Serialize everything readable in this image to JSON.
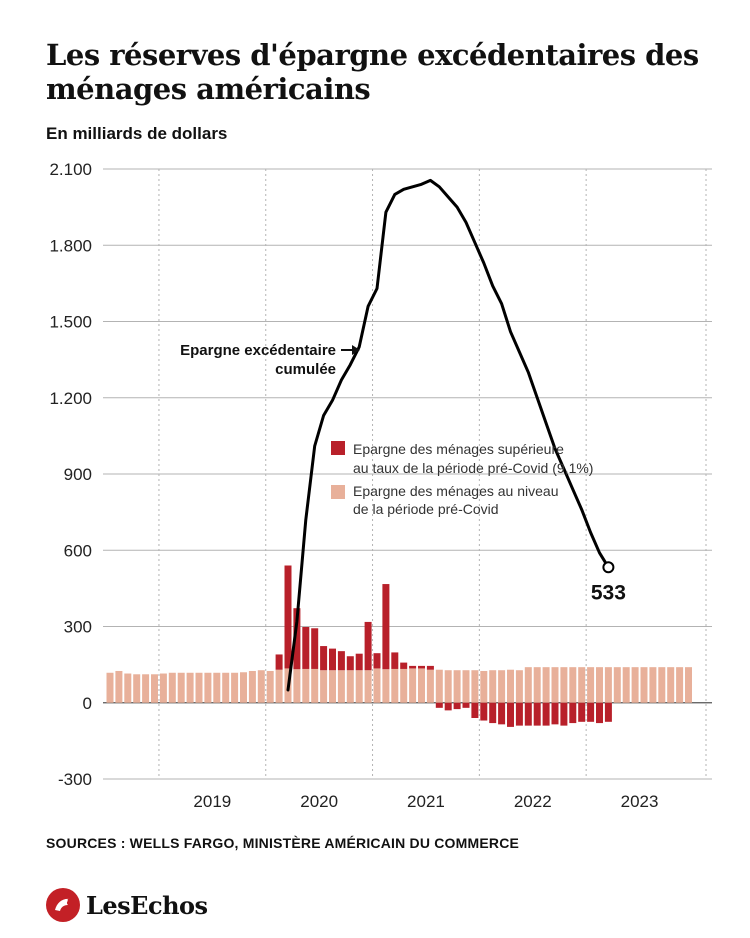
{
  "header": {
    "title": "Les réserves d'épargne excédentaires des ménages américains",
    "subtitle": "En milliards de dollars"
  },
  "footer": {
    "sources": "SOURCES : WELLS FARGO, MINISTÈRE AMÉRICAIN DU COMMERCE",
    "logo_text": "LesEchos"
  },
  "colors": {
    "excess_bar": "#b8202a",
    "base_bar": "#e8b09a",
    "line": "#000000",
    "grid": "#b3b3b3",
    "logo_red": "#c32026"
  },
  "chart_data": {
    "type": "bar",
    "title": "Les réserves d'épargne excédentaires des ménages américains",
    "subtitle": "En milliards de dollars",
    "ylim": [
      -300,
      2100
    ],
    "yticks": [
      -300,
      0,
      300,
      600,
      900,
      1200,
      1500,
      1800,
      2100
    ],
    "ytick_labels": [
      "-300",
      "0",
      "300",
      "600",
      "900",
      "1.200",
      "1.500",
      "1.800",
      "2.100"
    ],
    "xtick_labels": [
      "2019",
      "2020",
      "2021",
      "2022",
      "2023"
    ],
    "grid": "vertical dotted year separators",
    "legend": {
      "placement": "center",
      "entries": [
        "Epargne des ménages supérieure au taux de la période pré-Covid (9,1%)",
        "Epargne des ménages au niveau de la période pré-Covid"
      ]
    },
    "annotation": "Epargne excédentaire cumulée",
    "end_label": "533",
    "months": [
      "2018-07",
      "2018-08",
      "2018-09",
      "2018-10",
      "2018-11",
      "2018-12",
      "2019-01",
      "2019-02",
      "2019-03",
      "2019-04",
      "2019-05",
      "2019-06",
      "2019-07",
      "2019-08",
      "2019-09",
      "2019-10",
      "2019-11",
      "2019-12",
      "2020-01",
      "2020-02",
      "2020-03",
      "2020-04",
      "2020-05",
      "2020-06",
      "2020-07",
      "2020-08",
      "2020-09",
      "2020-10",
      "2020-11",
      "2020-12",
      "2021-01",
      "2021-02",
      "2021-03",
      "2021-04",
      "2021-05",
      "2021-06",
      "2021-07",
      "2021-08",
      "2021-09",
      "2021-10",
      "2021-11",
      "2021-12",
      "2022-01",
      "2022-02",
      "2022-03",
      "2022-04",
      "2022-05",
      "2022-06",
      "2022-07",
      "2022-08",
      "2022-09",
      "2022-10",
      "2022-11",
      "2022-12",
      "2023-01",
      "2023-02",
      "2023-03",
      "2023-04",
      "2023-05",
      "2023-06",
      "2023-07",
      "2023-08",
      "2023-09",
      "2023-10",
      "2023-11",
      "2023-12"
    ],
    "series": [
      {
        "name": "Epargne des ménages au niveau de la période pré-Covid",
        "type": "bar",
        "values": [
          118,
          125,
          115,
          112,
          112,
          112,
          115,
          118,
          118,
          118,
          118,
          118,
          118,
          118,
          118,
          120,
          125,
          128,
          125,
          130,
          135,
          132,
          133,
          133,
          128,
          128,
          128,
          128,
          128,
          128,
          135,
          132,
          133,
          133,
          135,
          135,
          130,
          130,
          128,
          128,
          128,
          128,
          125,
          128,
          128,
          130,
          128,
          140,
          140,
          140,
          140,
          140,
          140,
          140,
          140,
          140,
          140,
          140,
          140,
          140,
          140,
          140,
          140,
          140,
          140,
          140
        ]
      },
      {
        "name": "Epargne des ménages supérieure au taux de la période pré-Covid (9,1%)",
        "type": "bar",
        "values": [
          0,
          0,
          0,
          0,
          0,
          0,
          0,
          0,
          0,
          0,
          0,
          0,
          0,
          0,
          0,
          0,
          0,
          0,
          0,
          60,
          405,
          240,
          165,
          160,
          95,
          85,
          75,
          55,
          65,
          190,
          60,
          335,
          65,
          25,
          10,
          10,
          15,
          -20,
          -30,
          -25,
          -20,
          -60,
          -70,
          -80,
          -85,
          -95,
          -90,
          -90,
          -90,
          -90,
          -85,
          -90,
          -80,
          -75,
          -75,
          -80,
          -75
        ]
      },
      {
        "name": "Epargne excédentaire cumulée",
        "type": "line",
        "points": [
          [
            "2020-03",
            50
          ],
          [
            "2020-04",
            320
          ],
          [
            "2020-05",
            720
          ],
          [
            "2020-06",
            1010
          ],
          [
            "2020-07",
            1130
          ],
          [
            "2020-08",
            1190
          ],
          [
            "2020-09",
            1270
          ],
          [
            "2020-10",
            1330
          ],
          [
            "2020-11",
            1400
          ],
          [
            "2020-12",
            1560
          ],
          [
            "2021-01",
            1630
          ],
          [
            "2021-02",
            1930
          ],
          [
            "2021-03",
            2000
          ],
          [
            "2021-04",
            2020
          ],
          [
            "2021-05",
            2030
          ],
          [
            "2021-06",
            2040
          ],
          [
            "2021-07",
            2055
          ],
          [
            "2021-08",
            2030
          ],
          [
            "2021-09",
            1990
          ],
          [
            "2021-10",
            1950
          ],
          [
            "2021-11",
            1890
          ],
          [
            "2021-12",
            1810
          ],
          [
            "2022-01",
            1730
          ],
          [
            "2022-02",
            1640
          ],
          [
            "2022-03",
            1570
          ],
          [
            "2022-04",
            1460
          ],
          [
            "2022-05",
            1380
          ],
          [
            "2022-06",
            1300
          ],
          [
            "2022-07",
            1200
          ],
          [
            "2022-08",
            1100
          ],
          [
            "2022-09",
            1000
          ],
          [
            "2022-10",
            920
          ],
          [
            "2022-11",
            840
          ],
          [
            "2022-12",
            760
          ],
          [
            "2023-01",
            670
          ],
          [
            "2023-02",
            590
          ],
          [
            "2023-03",
            533
          ]
        ]
      }
    ]
  }
}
━━━━━━━━━━━━━━━━━━━━━━━━━━━━━━
Transcribe the listing in full and omit the pictures.

Serialize everything readable in this image to JSON.
{
  "header": {
    "title": "Les réserves d'épargne excédentaires des ménages américains",
    "subtitle": "En milliards de dollars"
  },
  "footer": {
    "sources": "SOURCES : WELLS FARGO, MINISTÈRE AMÉRICAIN DU COMMERCE",
    "logo_text": "LesEchos"
  },
  "colors": {
    "excess_bar": "#b8202a",
    "base_bar": "#e8b09a",
    "line": "#000000",
    "grid": "#b3b3b3",
    "logo_red": "#c32026"
  },
  "chart_data": {
    "type": "bar",
    "title": "Les réserves d'épargne excédentaires des ménages américains",
    "subtitle": "En milliards de dollars",
    "ylim": [
      -300,
      2100
    ],
    "yticks": [
      -300,
      0,
      300,
      600,
      900,
      1200,
      1500,
      1800,
      2100
    ],
    "ytick_labels": [
      "-300",
      "0",
      "300",
      "600",
      "900",
      "1.200",
      "1.500",
      "1.800",
      "2.100"
    ],
    "xtick_labels": [
      "2019",
      "2020",
      "2021",
      "2022",
      "2023"
    ],
    "grid": "vertical dotted year separators",
    "legend": {
      "placement": "center",
      "entries": [
        "Epargne des ménages supérieure au taux de la période pré-Covid (9,1%)",
        "Epargne des ménages au niveau de la période pré-Covid"
      ]
    },
    "annotation": "Epargne excédentaire cumulée",
    "end_label": "533",
    "months": [
      "2018-07",
      "2018-08",
      "2018-09",
      "2018-10",
      "2018-11",
      "2018-12",
      "2019-01",
      "2019-02",
      "2019-03",
      "2019-04",
      "2019-05",
      "2019-06",
      "2019-07",
      "2019-08",
      "2019-09",
      "2019-10",
      "2019-11",
      "2019-12",
      "2020-01",
      "2020-02",
      "2020-03",
      "2020-04",
      "2020-05",
      "2020-06",
      "2020-07",
      "2020-08",
      "2020-09",
      "2020-10",
      "2020-11",
      "2020-12",
      "2021-01",
      "2021-02",
      "2021-03",
      "2021-04",
      "2021-05",
      "2021-06",
      "2021-07",
      "2021-08",
      "2021-09",
      "2021-10",
      "2021-11",
      "2021-12",
      "2022-01",
      "2022-02",
      "2022-03",
      "2022-04",
      "2022-05",
      "2022-06",
      "2022-07",
      "2022-08",
      "2022-09",
      "2022-10",
      "2022-11",
      "2022-12",
      "2023-01",
      "2023-02",
      "2023-03",
      "2023-04",
      "2023-05",
      "2023-06",
      "2023-07",
      "2023-08",
      "2023-09",
      "2023-10",
      "2023-11",
      "2023-12"
    ],
    "series": [
      {
        "name": "Epargne des ménages au niveau de la période pré-Covid",
        "type": "bar",
        "values": [
          118,
          125,
          115,
          112,
          112,
          112,
          115,
          118,
          118,
          118,
          118,
          118,
          118,
          118,
          118,
          120,
          125,
          128,
          125,
          130,
          135,
          132,
          133,
          133,
          128,
          128,
          128,
          128,
          128,
          128,
          135,
          132,
          133,
          133,
          135,
          135,
          130,
          130,
          128,
          128,
          128,
          128,
          125,
          128,
          128,
          130,
          128,
          140,
          140,
          140,
          140,
          140,
          140,
          140,
          140,
          140,
          140,
          140,
          140,
          140,
          140,
          140,
          140,
          140,
          140,
          140
        ]
      },
      {
        "name": "Epargne des ménages supérieure au taux de la période pré-Covid (9,1%)",
        "type": "bar",
        "values": [
          0,
          0,
          0,
          0,
          0,
          0,
          0,
          0,
          0,
          0,
          0,
          0,
          0,
          0,
          0,
          0,
          0,
          0,
          0,
          60,
          405,
          240,
          165,
          160,
          95,
          85,
          75,
          55,
          65,
          190,
          60,
          335,
          65,
          25,
          10,
          10,
          15,
          -20,
          -30,
          -25,
          -20,
          -60,
          -70,
          -80,
          -85,
          -95,
          -90,
          -90,
          -90,
          -90,
          -85,
          -90,
          -80,
          -75,
          -75,
          -80,
          -75
        ]
      },
      {
        "name": "Epargne excédentaire cumulée",
        "type": "line",
        "points": [
          [
            "2020-03",
            50
          ],
          [
            "2020-04",
            320
          ],
          [
            "2020-05",
            720
          ],
          [
            "2020-06",
            1010
          ],
          [
            "2020-07",
            1130
          ],
          [
            "2020-08",
            1190
          ],
          [
            "2020-09",
            1270
          ],
          [
            "2020-10",
            1330
          ],
          [
            "2020-11",
            1400
          ],
          [
            "2020-12",
            1560
          ],
          [
            "2021-01",
            1630
          ],
          [
            "2021-02",
            1930
          ],
          [
            "2021-03",
            2000
          ],
          [
            "2021-04",
            2020
          ],
          [
            "2021-05",
            2030
          ],
          [
            "2021-06",
            2040
          ],
          [
            "2021-07",
            2055
          ],
          [
            "2021-08",
            2030
          ],
          [
            "2021-09",
            1990
          ],
          [
            "2021-10",
            1950
          ],
          [
            "2021-11",
            1890
          ],
          [
            "2021-12",
            1810
          ],
          [
            "2022-01",
            1730
          ],
          [
            "2022-02",
            1640
          ],
          [
            "2022-03",
            1570
          ],
          [
            "2022-04",
            1460
          ],
          [
            "2022-05",
            1380
          ],
          [
            "2022-06",
            1300
          ],
          [
            "2022-07",
            1200
          ],
          [
            "2022-08",
            1100
          ],
          [
            "2022-09",
            1000
          ],
          [
            "2022-10",
            920
          ],
          [
            "2022-11",
            840
          ],
          [
            "2022-12",
            760
          ],
          [
            "2023-01",
            670
          ],
          [
            "2023-02",
            590
          ],
          [
            "2023-03",
            533
          ]
        ]
      }
    ]
  }
}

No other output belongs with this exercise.